[Entries shown — start]

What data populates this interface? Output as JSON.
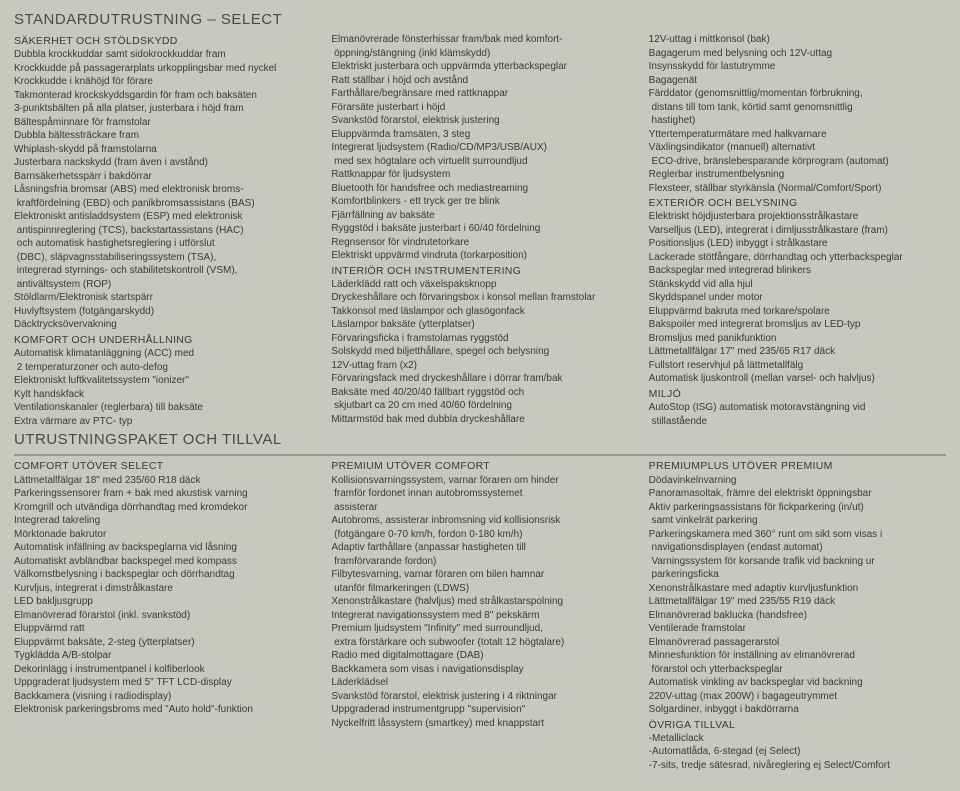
{
  "titles": {
    "main": "STANDARDUTRUSTNING – SELECT",
    "packages": "UTRUSTNINGSPAKET OCH TILLVAL"
  },
  "std": {
    "col1": {
      "h1": "SÄKERHET OCH STÖLDSKYDD",
      "i1": "Dubbla krockkuddar samt sidokrockkuddar fram",
      "i2": "Krockkudde på passagerarplats urkopplingsbar med nyckel",
      "i3": "Krockkudde i knähöjd för förare",
      "i4": "Takmonterad krockskyddsgardin för fram och baksäten",
      "i5": "3-punktsbälten på alla platser, justerbara i höjd fram",
      "i6": "Bältespåminnare för framstolar",
      "i7": "Dubbla bältessträckare fram",
      "i8": "Whiplash-skydd på framstolarna",
      "i9": "Justerbara nackskydd (fram även i avstånd)",
      "i10": "Barnsäkerhetsspärr i bakdörrar",
      "i11": "Låsningsfria bromsar (ABS) med elektronisk broms-\n kraftfördelning (EBD) och panikbromsassistans (BAS)",
      "i12": "Elektroniskt antisladdsystem (ESP) med elektronisk\n antispinnreglering (TCS), backstartassistans (HAC)\n och automatisk hastighetsreglering i utförslut\n (DBC), släpvagnsstabiliseringssystem (TSA),\n integrerad styrnings- och stabilitetskontroll (VSM),\n antivältsystem (ROP)",
      "i13": "Stöldlarm/Elektronisk startspärr",
      "i14": "Huvlyftsystem (fotgängarskydd)",
      "i15": "Däcktrycksövervakning",
      "h2": "KOMFORT OCH UNDERHÅLLNING",
      "i16": "Automatisk klimatanläggning (ACC) med\n 2 temperaturzoner och auto-defog",
      "i17": "Elektroniskt luftkvalitetssystem \"ionizer\"",
      "i18": "Kylt handskfack",
      "i19": "Ventilationskanaler (reglerbara) till baksäte",
      "i20": "Extra värmare av PTC- typ"
    },
    "col2": {
      "i1": "Elmanövrerade fönsterhissar fram/bak med komfort-\n öppning/stängning (inkl klämskydd)",
      "i2": "Elektriskt justerbara och uppvärmda ytterbackspeglar",
      "i3": "Ratt ställbar i höjd och avstånd",
      "i4": "Farthållare/begränsare med rattknappar",
      "i5": "Förarsäte justerbart i höjd",
      "i6": "Svankstöd förarstol, elektrisk justering",
      "i7": "Eluppvärmda framsäten, 3 steg",
      "i8": "Integrerat ljudsystem (Radio/CD/MP3/USB/AUX)\n med sex högtalare och virtuellt surroundljud",
      "i9": "Rattknappar för ljudsystem",
      "i10": "Bluetooth för handsfree och mediastreaming",
      "i11": "Komfortblinkers - ett tryck ger tre blink",
      "i12": "Fjärrfällning av baksäte",
      "i13": "Ryggstöd i baksäte justerbart i 60/40 fördelning",
      "i14": "Regnsensor för vindrutetorkare",
      "i15": "Elektriskt uppvärmd vindruta (torkarposition)",
      "h1": "INTERIÖR OCH INSTRUMENTERING",
      "i16": "Läderklädd ratt och växelspaksknopp",
      "i17": "Dryckeshållare och förvaringsbox i konsol mellan framstolar",
      "i18": "Takkonsol med läslampor och glasögonfack",
      "i19": "Läslampor baksäte (ytterplatser)",
      "i20": "Förvaringsficka i framstolarnas ryggstöd",
      "i21": "Solskydd med biljetthållare, spegel och belysning",
      "i22": "12V-uttag fram (x2)",
      "i23": "Förvaringsfack med dryckeshållare i dörrar fram/bak",
      "i24": "Baksäte med 40/20/40 fällbart ryggstöd och\n skjutbart ca 20 cm med 40/60 fördelning",
      "i25": "Mittarmstöd bak med dubbla dryckeshållare"
    },
    "col3": {
      "i1": "12V-uttag i mittkonsol (bak)",
      "i2": "Bagagerum med belysning och 12V-uttag",
      "i3": "Insynsskydd för lastutrymme",
      "i4": "Bagagenät",
      "i5": "Färddator (genomsnittlig/momentan förbrukning,\n distans till tom tank, körtid samt genomsnittlig\n hastighet)",
      "i6": "Yttertemperaturmätare med halkvarnare",
      "i7": "Växlingsindikator (manuell) alternativt\n ECO-drive, bränslebesparande körprogram (automat)",
      "i8": "Reglerbar instrumentbelysning",
      "i9": "Flexsteer, ställbar styrkänsla (Normal/Comfort/Sport)",
      "h1": "EXTERIÖR OCH BELYSNING",
      "i10": "Elektriskt höjdjusterbara projektionsstrålkastare",
      "i11": "Varselljus (LED), integrerat i dimljusstrålkastare (fram)",
      "i12": "Positionsljus (LED) inbyggt i strålkastare",
      "i13": "Lackerade stötfångare, dörrhandtag och ytterbackspeglar",
      "i14": "Backspeglar med integrerad blinkers",
      "i15": "Stänkskydd vid alla hjul",
      "i16": "Skyddspanel under motor",
      "i17": "Eluppvärmd bakruta med torkare/spolare",
      "i18": "Bakspoiler med integrerat bromsljus av LED-typ",
      "i19": "Bromsljus med panikfunktion",
      "i20": "Lättmetallfälgar 17\" med 235/65 R17 däck",
      "i21": "Fullstort reservhjul på lättmetallfälg",
      "i22": "Automatisk ljuskontroll (mellan varsel- och halvljus)",
      "h2": "MILJÖ",
      "i23": "AutoStop (ISG) automatisk motoravstängning vid\n stillastående"
    }
  },
  "pkg": {
    "col1": {
      "h1": "COMFORT UTÖVER SELECT",
      "i1": "Lättmetallfälgar 18\" med 235/60 R18 däck",
      "i2": "Parkeringssensorer fram + bak med akustisk varning",
      "i3": "Kromgrill och utvändiga dörrhandtag med kromdekor",
      "i4": "Integrerad takreling",
      "i5": "Mörktonade bakrutor",
      "i6": "Automatisk infällning av backspeglarna vid låsning",
      "i7": "Automatiskt avbländbar backspegel med kompass",
      "i8": "Välkomstbelysning i backspeglar och dörrhandtag",
      "i9": "Kurvljus, integrerat i dimstrålkastare",
      "i10": "LED bakljusgrupp",
      "i11": "Elmanövrerad förarstol (inkl. svankstöd)",
      "i12": "Eluppvärmd ratt",
      "i13": "Eluppvärmt baksäte, 2-steg (ytterplatser)",
      "i14": "Tygklädda A/B-stolpar",
      "i15": "Dekorinlägg i instrumentpanel i kolfiberlook",
      "i16": "Uppgraderat ljudsystem med 5\" TFT LCD-display",
      "i17": "Backkamera (visning i radiodisplay)",
      "i18": "Elektronisk parkeringsbroms med \"Auto hold\"-funktion"
    },
    "col2": {
      "h1": "PREMIUM UTÖVER COMFORT",
      "i1": "Kollisionsvarningssystem, varnar föraren om hinder\n framför fordonet innan autobromssystemet\n assisterar",
      "i2": "Autobroms, assisterar inbromsning vid kollisionsrisk\n (fotgängare 0-70 km/h, fordon 0-180 km/h)",
      "i3": "Adaptiv farthållare (anpassar hastigheten till\n framförvarande fordon)",
      "i4": "Filbytesvarning, varnar föraren om bilen hamnar\n utanför filmarkeringen (LDWS)",
      "i5": "Xenonstrålkastare (halvljus) med strålkastarspolning",
      "i6": "Integrerat navigationssystem med 8\" pekskärm",
      "i7": "Premium ljudsystem \"Infinity\" med surroundljud,\n extra förstärkare och subwoofer (totalt 12 högtalare)",
      "i8": "Radio med digitalmottagare (DAB)",
      "i9": "Backkamera som visas i navigationsdisplay",
      "i10": "Läderklädsel",
      "i11": "Svankstöd förarstol, elektrisk justering i 4 riktningar",
      "i12": "Uppgraderad instrumentgrupp \"supervision\"",
      "i13": "Nyckelfritt låssystem (smartkey) med knappstart"
    },
    "col3": {
      "h1": "PREMIUMPLUS UTÖVER PREMIUM",
      "i1": "Dödavinkelnvarning",
      "i2": "Panoramasoltak, främre del elektriskt öppningsbar",
      "i3": "Aktiv parkeringsassistans för fickparkering (in/ut)\n samt vinkelrät parkering",
      "i4": "Parkeringskamera med 360° runt om sikt som visas i\n navigationsdisplayen (endast automat)",
      "i5": " Varningssystem för korsande trafik vid backning ur\n parkeringsficka",
      "i6": "Xenonstrålkastare med adaptiv kurvljusfunktion",
      "i7": "Lättmetallfälgar 19\" med 235/55 R19 däck",
      "i8": "Elmanövrerad baklucka (handsfree)",
      "i9": "Ventilerade framstolar",
      "i10": "Elmanövrerad passagerarstol",
      "i11": "Minnesfunktion för inställning av elmanövrerad\n förarstol och ytterbackspeglar",
      "i12": "Automatisk vinkling av backspeglar vid backning",
      "i13": "220V-uttag (max 200W) i bagageutrymmet",
      "i14": "Solgardiner, inbyggt i bakdörrarna",
      "h2": "ÖVRIGA TILLVAL",
      "i15": "-Metalliclack",
      "i16": "-Automatlåda, 6-stegad (ej Select)",
      "i17": "-7-sits, tredje sätesrad, nivåreglering ej Select/Comfort"
    }
  }
}
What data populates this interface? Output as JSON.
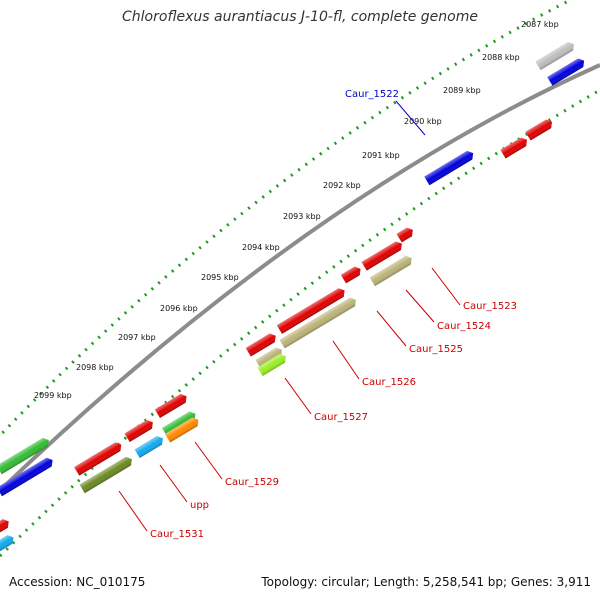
{
  "title": "Chloroflexus aurantiacus J-10-fl, complete genome",
  "footer": {
    "accession": "Accession: NC_010175",
    "summary": "Topology: circular; Length: 5,258,541 bp; Genes: 3,911"
  },
  "ticks": [
    "2087 kbp",
    "2088 kbp",
    "2089 kbp",
    "2090 kbp",
    "2091 kbp",
    "2092 kbp",
    "2093 kbp",
    "2094 kbp",
    "2095 kbp",
    "2096 kbp",
    "2097 kbp",
    "2098 kbp",
    "2099 kbp"
  ],
  "labels": [
    {
      "text": "Caur_1522",
      "color": "#0000cc"
    },
    {
      "text": "Caur_1523",
      "color": "#cc0000"
    },
    {
      "text": "Caur_1524",
      "color": "#cc0000"
    },
    {
      "text": "Caur_1525",
      "color": "#cc0000"
    },
    {
      "text": "Caur_1526",
      "color": "#cc0000"
    },
    {
      "text": "Caur_1527",
      "color": "#cc0000"
    },
    {
      "text": "Caur_1529",
      "color": "#cc0000"
    },
    {
      "text": "upp",
      "color": "#cc0000"
    },
    {
      "text": "Caur_1531",
      "color": "#cc0000"
    }
  ],
  "colors": {
    "backbone": "#8c8c8c",
    "tick_dots": "#229922",
    "red": "#e00000",
    "blue": "#0000dd",
    "green": "#33bb33",
    "olive": "#bbb377",
    "darkolive": "#6a8a22",
    "lime": "#99ee22",
    "cyan": "#11aaee",
    "orange": "#ff8800",
    "gray": "#bdbdbd"
  }
}
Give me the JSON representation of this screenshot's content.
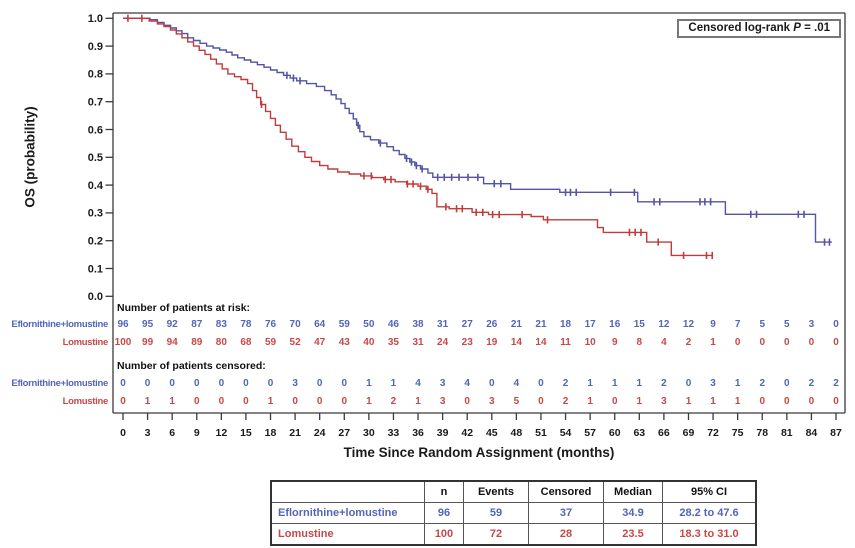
{
  "colors": {
    "blue": "#5254a4",
    "red": "#c23b3b",
    "blue_text": "#5365b8",
    "red_text": "#c74848",
    "axis": "#3a3a3a",
    "text": "#1a1a1a"
  },
  "annotation": {
    "prefix": "Censored log-rank ",
    "p_symbol": "P",
    "suffix": " = .01"
  },
  "y_axis": {
    "title": "OS (probability)",
    "tick_values": [
      1.0,
      0.9,
      0.8,
      0.7,
      0.6,
      0.5,
      0.4,
      0.3,
      0.2,
      0.1,
      0.0
    ]
  },
  "x_axis": {
    "title": "Time Since Random Assignment (months)",
    "ticks": [
      0,
      3,
      6,
      9,
      12,
      15,
      18,
      21,
      24,
      27,
      30,
      33,
      36,
      39,
      42,
      45,
      48,
      51,
      54,
      57,
      60,
      63,
      66,
      69,
      72,
      75,
      78,
      81,
      84,
      87
    ]
  },
  "chart_data": {
    "type": "line",
    "subtype": "kaplan-meier-step",
    "title": "",
    "xlabel": "Time Since Random Assignment (months)",
    "ylabel": "OS (probability)",
    "xlim": [
      0,
      87
    ],
    "ylim": [
      0.0,
      1.0
    ],
    "grid": false,
    "legend_position": "none",
    "annotation": "Censored log-rank P = .01",
    "series": [
      {
        "name": "Eflornithine+lomustine",
        "color_key": "blue",
        "median": 34.9,
        "steps": [
          [
            0,
            1
          ],
          [
            3.3,
            0.995
          ],
          [
            4.2,
            0.985
          ],
          [
            5,
            0.975
          ],
          [
            5.8,
            0.965
          ],
          [
            6.5,
            0.955
          ],
          [
            7.2,
            0.945
          ],
          [
            7.9,
            0.93
          ],
          [
            8.6,
            0.92
          ],
          [
            9.4,
            0.91
          ],
          [
            10.2,
            0.9
          ],
          [
            11,
            0.893
          ],
          [
            11.8,
            0.886
          ],
          [
            12.6,
            0.878
          ],
          [
            13.3,
            0.868
          ],
          [
            14,
            0.858
          ],
          [
            14.8,
            0.85
          ],
          [
            15.6,
            0.842
          ],
          [
            16.4,
            0.833
          ],
          [
            17.2,
            0.824
          ],
          [
            18,
            0.814
          ],
          [
            18.8,
            0.805
          ],
          [
            19.6,
            0.795
          ],
          [
            20.4,
            0.785
          ],
          [
            21.2,
            0.775
          ],
          [
            22.4,
            0.765
          ],
          [
            23.6,
            0.755
          ],
          [
            24.6,
            0.74
          ],
          [
            25.4,
            0.725
          ],
          [
            26,
            0.71
          ],
          [
            26.6,
            0.693
          ],
          [
            27.1,
            0.676
          ],
          [
            27.6,
            0.658
          ],
          [
            28.1,
            0.638
          ],
          [
            28.5,
            0.615
          ],
          [
            28.9,
            0.592
          ],
          [
            29.4,
            0.575
          ],
          [
            30.2,
            0.563
          ],
          [
            31.2,
            0.551
          ],
          [
            32.2,
            0.538
          ],
          [
            33,
            0.524
          ],
          [
            33.7,
            0.51
          ],
          [
            34.4,
            0.496
          ],
          [
            35,
            0.483
          ],
          [
            35.6,
            0.47
          ],
          [
            36.3,
            0.458
          ],
          [
            37.2,
            0.443
          ],
          [
            37.8,
            0.428
          ],
          [
            44,
            0.405
          ],
          [
            47.3,
            0.385
          ],
          [
            53.3,
            0.374
          ],
          [
            62.8,
            0.34
          ],
          [
            73.5,
            0.295
          ],
          [
            84.5,
            0.195
          ]
        ],
        "end_t": 86.5,
        "censor_t": [
          20,
          20.8,
          21.6,
          28.7,
          31.4,
          34.6,
          35.2,
          35.8,
          36.5,
          38.4,
          39.2,
          40.1,
          41,
          42.1,
          43.3,
          45.3,
          46.1,
          54,
          54.6,
          55.3,
          59.5,
          62.4,
          64.8,
          65.5,
          70.4,
          71,
          71.7,
          76.6,
          77.3,
          82.4,
          83.1,
          85.6,
          86.2
        ]
      },
      {
        "name": "Lomustine",
        "color_key": "red",
        "median": 23.5,
        "steps": [
          [
            0,
            1
          ],
          [
            3.2,
            0.99
          ],
          [
            4.2,
            0.98
          ],
          [
            5,
            0.97
          ],
          [
            5.8,
            0.958
          ],
          [
            6.5,
            0.944
          ],
          [
            7.2,
            0.93
          ],
          [
            7.9,
            0.915
          ],
          [
            8.6,
            0.9
          ],
          [
            9.3,
            0.885
          ],
          [
            10,
            0.87
          ],
          [
            10.7,
            0.853
          ],
          [
            11.4,
            0.836
          ],
          [
            12.1,
            0.818
          ],
          [
            12.8,
            0.8
          ],
          [
            13.6,
            0.79
          ],
          [
            14.4,
            0.78
          ],
          [
            15.2,
            0.765
          ],
          [
            15.8,
            0.74
          ],
          [
            16.3,
            0.715
          ],
          [
            16.8,
            0.69
          ],
          [
            17.4,
            0.665
          ],
          [
            18,
            0.64
          ],
          [
            18.6,
            0.615
          ],
          [
            19.2,
            0.59
          ],
          [
            19.9,
            0.565
          ],
          [
            20.6,
            0.54
          ],
          [
            21.4,
            0.52
          ],
          [
            22.2,
            0.5
          ],
          [
            23,
            0.485
          ],
          [
            24,
            0.47
          ],
          [
            25,
            0.458
          ],
          [
            26.2,
            0.447
          ],
          [
            27.6,
            0.44
          ],
          [
            29,
            0.433
          ],
          [
            30.4,
            0.427
          ],
          [
            31.8,
            0.42
          ],
          [
            33.2,
            0.412
          ],
          [
            34.6,
            0.404
          ],
          [
            36,
            0.396
          ],
          [
            37,
            0.385
          ],
          [
            37.7,
            0.37
          ],
          [
            38.3,
            0.322
          ],
          [
            39.8,
            0.315
          ],
          [
            42.6,
            0.302
          ],
          [
            44.6,
            0.294
          ],
          [
            49.8,
            0.287
          ],
          [
            51.3,
            0.275
          ],
          [
            57.9,
            0.247
          ],
          [
            58.6,
            0.23
          ],
          [
            63.9,
            0.195
          ],
          [
            66.9,
            0.147
          ]
        ],
        "end_t": 72,
        "censor_t": [
          0.6,
          2.3,
          16.9,
          29.4,
          30.3,
          32,
          32.7,
          34.7,
          35.4,
          36.3,
          37.2,
          39.4,
          40.7,
          41.4,
          43.1,
          43.9,
          45.1,
          45.9,
          48.7,
          51.8,
          61.8,
          62.5,
          63.2,
          65.3,
          68.4,
          71.2,
          71.9
        ]
      }
    ]
  },
  "risk_section": {
    "at_risk_header": "Number of patients at risk:",
    "censored_header": "Number of patients censored:",
    "rows": [
      {
        "label": "Eflornithine+lomustine",
        "group": "at_risk",
        "color_key": "blue",
        "values": [
          96,
          95,
          92,
          87,
          83,
          78,
          76,
          70,
          64,
          59,
          50,
          46,
          38,
          31,
          27,
          26,
          21,
          21,
          18,
          17,
          16,
          15,
          12,
          12,
          9,
          7,
          5,
          5,
          3,
          0
        ]
      },
      {
        "label": "Lomustine",
        "group": "at_risk",
        "color_key": "red",
        "values": [
          100,
          99,
          94,
          89,
          80,
          68,
          59,
          52,
          47,
          43,
          40,
          35,
          31,
          24,
          23,
          19,
          14,
          14,
          11,
          10,
          9,
          8,
          4,
          2,
          1,
          0,
          0,
          0,
          0,
          0
        ]
      },
      {
        "label": "Eflornithine+lomustine",
        "group": "censored",
        "color_key": "blue",
        "values": [
          0,
          0,
          0,
          0,
          0,
          0,
          0,
          3,
          0,
          0,
          1,
          1,
          4,
          3,
          4,
          0,
          4,
          0,
          2,
          1,
          1,
          1,
          2,
          0,
          3,
          1,
          2,
          0,
          2,
          2
        ]
      },
      {
        "label": "Lomustine",
        "group": "censored",
        "color_key": "red",
        "values": [
          0,
          1,
          1,
          0,
          0,
          0,
          1,
          0,
          0,
          0,
          1,
          2,
          1,
          3,
          0,
          3,
          5,
          0,
          2,
          1,
          0,
          1,
          3,
          1,
          1,
          1,
          0,
          0,
          0,
          0
        ]
      }
    ]
  },
  "summary_table": {
    "headers": [
      "",
      "n",
      "Events",
      "Censored",
      "Median",
      "95% CI"
    ],
    "rows": [
      {
        "label": "Eflornithine+lomustine",
        "n": "96",
        "events": "59",
        "censored": "37",
        "median": "34.9",
        "ci": "28.2 to 47.6",
        "color_key": "blue"
      },
      {
        "label": "Lomustine",
        "n": "100",
        "events": "72",
        "censored": "28",
        "median": "23.5",
        "ci": "18.3 to 31.0",
        "color_key": "red"
      }
    ]
  }
}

[Entries shown — finish]

→ **Exercise objective**
Return each line of the data where the word "ytterbackspeglar" appears.

→ **Written response**
      "i2": "Elektriskt justerbara och uppvärmda ytterbackspeglar",
      "i13": "Lackerade stötfångare, dörrhandtag och ytterbackspeglar",
      "i11": "Minnesfunktion för inställning av elmanövrerad\n förarstol och ytterbackspeglar",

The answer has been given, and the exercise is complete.